- Exercise -
Scan the entries below and extract each line with the word "JSON" in it.

Data records
....................

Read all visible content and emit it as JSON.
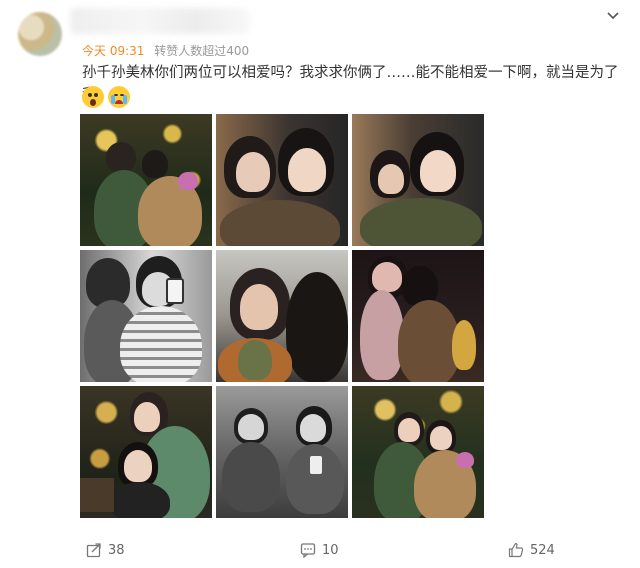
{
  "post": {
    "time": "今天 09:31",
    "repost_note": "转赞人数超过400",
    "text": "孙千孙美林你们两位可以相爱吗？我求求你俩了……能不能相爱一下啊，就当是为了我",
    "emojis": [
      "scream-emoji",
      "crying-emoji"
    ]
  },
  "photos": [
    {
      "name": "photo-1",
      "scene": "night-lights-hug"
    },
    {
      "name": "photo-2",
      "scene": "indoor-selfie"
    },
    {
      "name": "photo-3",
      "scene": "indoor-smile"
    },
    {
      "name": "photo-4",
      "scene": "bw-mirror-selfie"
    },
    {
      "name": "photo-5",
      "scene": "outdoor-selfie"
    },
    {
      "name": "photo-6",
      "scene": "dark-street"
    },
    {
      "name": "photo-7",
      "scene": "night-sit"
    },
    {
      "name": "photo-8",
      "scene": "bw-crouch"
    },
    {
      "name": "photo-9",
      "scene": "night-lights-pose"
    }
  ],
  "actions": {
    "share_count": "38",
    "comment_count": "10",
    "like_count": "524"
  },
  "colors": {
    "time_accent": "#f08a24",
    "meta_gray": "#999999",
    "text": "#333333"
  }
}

....................

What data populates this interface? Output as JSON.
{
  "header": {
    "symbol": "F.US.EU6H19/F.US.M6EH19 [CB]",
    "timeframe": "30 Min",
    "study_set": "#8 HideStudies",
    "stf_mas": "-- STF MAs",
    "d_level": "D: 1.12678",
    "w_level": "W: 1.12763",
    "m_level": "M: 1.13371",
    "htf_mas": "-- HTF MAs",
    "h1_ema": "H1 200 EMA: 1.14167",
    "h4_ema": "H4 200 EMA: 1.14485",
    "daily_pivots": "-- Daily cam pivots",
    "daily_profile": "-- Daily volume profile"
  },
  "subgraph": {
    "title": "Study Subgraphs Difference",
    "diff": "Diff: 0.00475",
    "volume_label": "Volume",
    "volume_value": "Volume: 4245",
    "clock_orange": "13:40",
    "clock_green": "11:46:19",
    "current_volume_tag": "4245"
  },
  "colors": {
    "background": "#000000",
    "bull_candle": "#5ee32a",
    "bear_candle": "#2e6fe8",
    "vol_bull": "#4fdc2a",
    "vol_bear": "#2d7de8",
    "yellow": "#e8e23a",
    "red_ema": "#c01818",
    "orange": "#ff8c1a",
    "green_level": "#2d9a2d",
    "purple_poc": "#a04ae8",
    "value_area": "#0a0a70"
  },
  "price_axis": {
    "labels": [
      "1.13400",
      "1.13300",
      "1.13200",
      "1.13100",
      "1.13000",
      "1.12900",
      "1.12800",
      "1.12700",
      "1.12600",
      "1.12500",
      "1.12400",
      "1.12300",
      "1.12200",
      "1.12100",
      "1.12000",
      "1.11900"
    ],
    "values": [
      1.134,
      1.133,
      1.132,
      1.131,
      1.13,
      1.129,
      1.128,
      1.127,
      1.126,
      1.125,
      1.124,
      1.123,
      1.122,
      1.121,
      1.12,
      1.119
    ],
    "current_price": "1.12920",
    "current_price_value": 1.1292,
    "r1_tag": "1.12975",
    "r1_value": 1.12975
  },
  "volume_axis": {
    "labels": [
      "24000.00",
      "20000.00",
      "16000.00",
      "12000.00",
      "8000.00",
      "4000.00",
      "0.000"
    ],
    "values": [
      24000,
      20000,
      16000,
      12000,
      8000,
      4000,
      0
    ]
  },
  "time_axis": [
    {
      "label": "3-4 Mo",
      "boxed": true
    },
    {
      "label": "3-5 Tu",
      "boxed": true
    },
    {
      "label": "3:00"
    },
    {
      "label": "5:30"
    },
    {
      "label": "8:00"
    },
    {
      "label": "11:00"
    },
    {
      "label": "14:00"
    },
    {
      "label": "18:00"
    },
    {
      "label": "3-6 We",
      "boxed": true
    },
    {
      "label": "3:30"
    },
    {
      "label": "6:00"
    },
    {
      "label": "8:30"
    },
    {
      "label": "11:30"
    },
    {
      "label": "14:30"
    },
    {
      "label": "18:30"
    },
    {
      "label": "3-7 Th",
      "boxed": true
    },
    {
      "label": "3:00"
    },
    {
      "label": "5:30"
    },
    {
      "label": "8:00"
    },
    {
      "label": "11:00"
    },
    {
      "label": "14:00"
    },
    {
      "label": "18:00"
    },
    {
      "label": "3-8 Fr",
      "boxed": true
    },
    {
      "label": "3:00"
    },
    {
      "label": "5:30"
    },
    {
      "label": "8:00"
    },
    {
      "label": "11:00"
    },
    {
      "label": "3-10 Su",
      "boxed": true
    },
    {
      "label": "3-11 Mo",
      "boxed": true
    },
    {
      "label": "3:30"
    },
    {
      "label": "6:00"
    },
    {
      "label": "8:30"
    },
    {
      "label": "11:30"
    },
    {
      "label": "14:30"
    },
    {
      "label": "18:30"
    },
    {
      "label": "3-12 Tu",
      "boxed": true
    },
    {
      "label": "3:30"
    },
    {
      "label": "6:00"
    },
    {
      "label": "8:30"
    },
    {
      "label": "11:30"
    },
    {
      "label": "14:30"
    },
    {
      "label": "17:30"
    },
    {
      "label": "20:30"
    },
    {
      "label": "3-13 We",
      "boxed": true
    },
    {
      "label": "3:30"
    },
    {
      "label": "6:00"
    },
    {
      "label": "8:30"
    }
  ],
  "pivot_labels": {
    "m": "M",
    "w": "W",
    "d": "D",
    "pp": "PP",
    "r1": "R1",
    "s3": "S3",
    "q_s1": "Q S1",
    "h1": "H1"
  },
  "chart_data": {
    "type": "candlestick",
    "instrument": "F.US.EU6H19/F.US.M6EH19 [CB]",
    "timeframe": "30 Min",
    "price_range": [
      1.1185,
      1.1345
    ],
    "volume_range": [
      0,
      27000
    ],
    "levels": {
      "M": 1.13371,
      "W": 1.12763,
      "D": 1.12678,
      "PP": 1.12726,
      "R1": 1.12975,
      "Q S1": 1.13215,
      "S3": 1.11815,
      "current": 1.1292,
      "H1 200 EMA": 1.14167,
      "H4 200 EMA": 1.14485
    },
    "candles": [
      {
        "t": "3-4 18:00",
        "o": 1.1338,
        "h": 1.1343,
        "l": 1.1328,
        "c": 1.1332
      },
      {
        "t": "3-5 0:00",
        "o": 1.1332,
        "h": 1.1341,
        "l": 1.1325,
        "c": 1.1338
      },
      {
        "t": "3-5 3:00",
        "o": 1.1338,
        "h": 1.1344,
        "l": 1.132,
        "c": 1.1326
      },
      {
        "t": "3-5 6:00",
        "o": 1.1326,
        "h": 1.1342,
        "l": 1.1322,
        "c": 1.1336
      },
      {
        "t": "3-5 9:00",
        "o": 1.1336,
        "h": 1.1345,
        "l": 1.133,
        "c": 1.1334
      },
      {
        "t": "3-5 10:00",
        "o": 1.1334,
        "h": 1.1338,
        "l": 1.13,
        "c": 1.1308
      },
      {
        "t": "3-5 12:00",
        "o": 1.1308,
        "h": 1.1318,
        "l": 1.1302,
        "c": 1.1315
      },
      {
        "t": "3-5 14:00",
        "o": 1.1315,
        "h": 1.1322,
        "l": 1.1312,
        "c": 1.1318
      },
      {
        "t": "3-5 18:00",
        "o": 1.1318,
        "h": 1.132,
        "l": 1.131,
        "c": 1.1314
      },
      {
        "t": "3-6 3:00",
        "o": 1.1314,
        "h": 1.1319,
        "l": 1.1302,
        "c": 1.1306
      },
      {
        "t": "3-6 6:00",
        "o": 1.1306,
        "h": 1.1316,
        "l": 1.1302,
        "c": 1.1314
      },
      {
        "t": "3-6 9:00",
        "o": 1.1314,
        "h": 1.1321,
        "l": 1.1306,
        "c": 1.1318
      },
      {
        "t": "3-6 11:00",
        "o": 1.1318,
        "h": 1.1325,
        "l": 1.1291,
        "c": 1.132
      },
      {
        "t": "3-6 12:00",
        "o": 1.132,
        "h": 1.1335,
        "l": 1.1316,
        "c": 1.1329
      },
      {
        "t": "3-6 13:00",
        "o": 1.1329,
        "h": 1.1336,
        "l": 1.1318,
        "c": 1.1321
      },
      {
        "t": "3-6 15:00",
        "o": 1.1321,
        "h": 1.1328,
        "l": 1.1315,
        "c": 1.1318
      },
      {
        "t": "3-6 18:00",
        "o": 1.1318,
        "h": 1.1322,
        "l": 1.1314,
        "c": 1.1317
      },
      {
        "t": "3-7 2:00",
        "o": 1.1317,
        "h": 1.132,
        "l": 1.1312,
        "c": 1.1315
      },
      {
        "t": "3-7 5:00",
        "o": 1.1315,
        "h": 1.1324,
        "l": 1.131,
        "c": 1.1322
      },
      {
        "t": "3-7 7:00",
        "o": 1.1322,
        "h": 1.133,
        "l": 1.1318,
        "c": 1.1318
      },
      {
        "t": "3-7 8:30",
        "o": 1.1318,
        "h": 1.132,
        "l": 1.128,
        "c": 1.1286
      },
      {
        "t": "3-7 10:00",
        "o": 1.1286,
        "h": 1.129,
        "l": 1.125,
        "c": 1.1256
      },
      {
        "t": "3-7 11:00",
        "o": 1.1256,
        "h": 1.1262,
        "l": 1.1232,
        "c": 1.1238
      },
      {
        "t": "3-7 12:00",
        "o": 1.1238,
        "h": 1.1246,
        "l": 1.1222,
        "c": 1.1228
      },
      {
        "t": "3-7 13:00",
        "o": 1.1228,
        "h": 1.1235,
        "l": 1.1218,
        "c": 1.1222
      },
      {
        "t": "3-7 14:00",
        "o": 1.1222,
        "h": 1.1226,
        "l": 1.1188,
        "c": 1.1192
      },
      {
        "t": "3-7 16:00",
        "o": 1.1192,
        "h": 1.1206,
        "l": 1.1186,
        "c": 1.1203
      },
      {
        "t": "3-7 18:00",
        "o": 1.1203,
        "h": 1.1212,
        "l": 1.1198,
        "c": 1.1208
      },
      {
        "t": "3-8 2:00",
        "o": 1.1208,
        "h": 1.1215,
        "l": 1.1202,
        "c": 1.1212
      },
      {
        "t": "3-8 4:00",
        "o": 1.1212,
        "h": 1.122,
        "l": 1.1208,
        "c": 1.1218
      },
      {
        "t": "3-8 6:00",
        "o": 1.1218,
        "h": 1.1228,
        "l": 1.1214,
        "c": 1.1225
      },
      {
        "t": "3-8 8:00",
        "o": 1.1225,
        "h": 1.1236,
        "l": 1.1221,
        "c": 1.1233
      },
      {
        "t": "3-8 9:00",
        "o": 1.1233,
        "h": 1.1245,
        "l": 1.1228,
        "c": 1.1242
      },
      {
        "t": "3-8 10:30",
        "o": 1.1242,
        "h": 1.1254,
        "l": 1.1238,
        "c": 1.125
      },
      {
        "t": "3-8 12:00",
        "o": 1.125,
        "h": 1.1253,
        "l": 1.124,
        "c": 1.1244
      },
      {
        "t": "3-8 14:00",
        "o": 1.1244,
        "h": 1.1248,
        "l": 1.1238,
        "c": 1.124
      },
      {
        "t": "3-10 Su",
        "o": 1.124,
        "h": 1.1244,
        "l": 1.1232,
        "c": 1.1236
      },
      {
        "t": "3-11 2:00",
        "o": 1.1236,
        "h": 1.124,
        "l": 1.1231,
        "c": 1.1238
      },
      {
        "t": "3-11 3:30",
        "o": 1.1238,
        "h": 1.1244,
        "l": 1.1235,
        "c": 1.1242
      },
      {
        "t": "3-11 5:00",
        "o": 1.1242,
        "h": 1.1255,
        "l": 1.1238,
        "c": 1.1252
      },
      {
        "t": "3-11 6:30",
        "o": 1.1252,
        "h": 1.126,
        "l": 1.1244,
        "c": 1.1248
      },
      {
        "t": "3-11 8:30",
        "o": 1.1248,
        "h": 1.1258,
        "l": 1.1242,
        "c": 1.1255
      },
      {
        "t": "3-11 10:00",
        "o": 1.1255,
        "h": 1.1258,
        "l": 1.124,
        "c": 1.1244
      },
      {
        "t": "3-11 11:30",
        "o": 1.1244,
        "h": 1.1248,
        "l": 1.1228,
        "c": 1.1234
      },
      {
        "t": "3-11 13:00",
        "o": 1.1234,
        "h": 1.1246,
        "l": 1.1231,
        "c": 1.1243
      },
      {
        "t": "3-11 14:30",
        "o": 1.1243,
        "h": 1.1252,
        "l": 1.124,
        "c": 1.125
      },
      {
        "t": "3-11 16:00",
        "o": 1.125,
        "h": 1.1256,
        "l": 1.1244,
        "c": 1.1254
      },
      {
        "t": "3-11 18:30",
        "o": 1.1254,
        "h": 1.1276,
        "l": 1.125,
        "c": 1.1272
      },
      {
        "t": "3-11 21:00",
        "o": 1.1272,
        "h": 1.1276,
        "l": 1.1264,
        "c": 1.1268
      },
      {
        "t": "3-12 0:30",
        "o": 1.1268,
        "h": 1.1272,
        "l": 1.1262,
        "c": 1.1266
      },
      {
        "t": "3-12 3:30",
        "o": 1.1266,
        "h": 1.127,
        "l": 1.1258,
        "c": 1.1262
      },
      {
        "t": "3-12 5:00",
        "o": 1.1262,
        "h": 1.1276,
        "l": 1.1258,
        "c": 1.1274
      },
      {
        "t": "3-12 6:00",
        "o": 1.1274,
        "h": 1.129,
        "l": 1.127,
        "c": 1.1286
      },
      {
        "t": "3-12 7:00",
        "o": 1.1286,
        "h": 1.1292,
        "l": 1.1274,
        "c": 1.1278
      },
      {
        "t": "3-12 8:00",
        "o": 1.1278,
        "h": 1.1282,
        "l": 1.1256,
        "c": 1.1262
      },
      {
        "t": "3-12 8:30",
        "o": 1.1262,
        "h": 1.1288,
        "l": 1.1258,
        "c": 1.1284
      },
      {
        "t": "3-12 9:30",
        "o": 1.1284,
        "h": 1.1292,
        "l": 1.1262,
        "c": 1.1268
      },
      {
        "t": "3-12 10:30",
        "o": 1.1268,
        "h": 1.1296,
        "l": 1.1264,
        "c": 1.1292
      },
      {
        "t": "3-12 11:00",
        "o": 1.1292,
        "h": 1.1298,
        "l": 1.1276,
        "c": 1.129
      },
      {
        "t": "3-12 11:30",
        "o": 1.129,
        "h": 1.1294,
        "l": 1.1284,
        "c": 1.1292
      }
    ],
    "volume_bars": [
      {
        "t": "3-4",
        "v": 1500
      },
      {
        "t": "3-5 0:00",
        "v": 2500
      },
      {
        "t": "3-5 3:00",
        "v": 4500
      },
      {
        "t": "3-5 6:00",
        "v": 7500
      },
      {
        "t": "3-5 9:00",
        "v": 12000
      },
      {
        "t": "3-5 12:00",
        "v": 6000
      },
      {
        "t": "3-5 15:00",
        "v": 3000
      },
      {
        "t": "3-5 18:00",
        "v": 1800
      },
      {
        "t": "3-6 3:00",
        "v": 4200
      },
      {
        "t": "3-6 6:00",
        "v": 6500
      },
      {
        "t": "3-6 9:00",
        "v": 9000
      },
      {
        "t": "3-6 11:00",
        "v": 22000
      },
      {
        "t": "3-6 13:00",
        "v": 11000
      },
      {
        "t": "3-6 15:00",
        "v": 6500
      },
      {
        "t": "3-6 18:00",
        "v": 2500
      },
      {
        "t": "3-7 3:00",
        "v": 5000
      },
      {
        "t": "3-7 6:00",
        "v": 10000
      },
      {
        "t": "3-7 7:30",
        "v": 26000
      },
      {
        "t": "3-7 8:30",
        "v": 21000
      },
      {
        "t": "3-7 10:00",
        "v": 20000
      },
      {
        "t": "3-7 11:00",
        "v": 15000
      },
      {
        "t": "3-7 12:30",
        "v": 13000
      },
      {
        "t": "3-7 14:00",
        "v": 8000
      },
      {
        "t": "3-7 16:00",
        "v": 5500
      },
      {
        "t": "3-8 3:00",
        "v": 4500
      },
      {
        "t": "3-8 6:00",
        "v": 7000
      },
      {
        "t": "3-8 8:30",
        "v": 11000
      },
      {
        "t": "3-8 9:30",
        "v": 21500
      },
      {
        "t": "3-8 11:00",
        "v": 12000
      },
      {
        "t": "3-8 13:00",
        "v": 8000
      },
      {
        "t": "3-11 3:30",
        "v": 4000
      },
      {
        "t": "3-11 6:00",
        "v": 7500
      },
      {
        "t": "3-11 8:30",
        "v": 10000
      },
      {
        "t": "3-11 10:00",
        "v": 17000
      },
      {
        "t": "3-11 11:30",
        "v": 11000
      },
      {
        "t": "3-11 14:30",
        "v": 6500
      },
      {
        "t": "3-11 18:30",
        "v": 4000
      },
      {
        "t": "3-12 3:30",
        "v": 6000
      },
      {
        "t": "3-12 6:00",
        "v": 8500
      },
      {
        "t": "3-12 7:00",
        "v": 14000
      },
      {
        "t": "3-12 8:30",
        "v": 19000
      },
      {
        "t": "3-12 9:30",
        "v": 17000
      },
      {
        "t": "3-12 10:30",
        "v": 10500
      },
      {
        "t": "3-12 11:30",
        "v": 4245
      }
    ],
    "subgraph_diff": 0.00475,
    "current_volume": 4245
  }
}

....................

- Output of the exercise -
Read all visible content and emit it as JSON.
What data populates this interface? Output as JSON.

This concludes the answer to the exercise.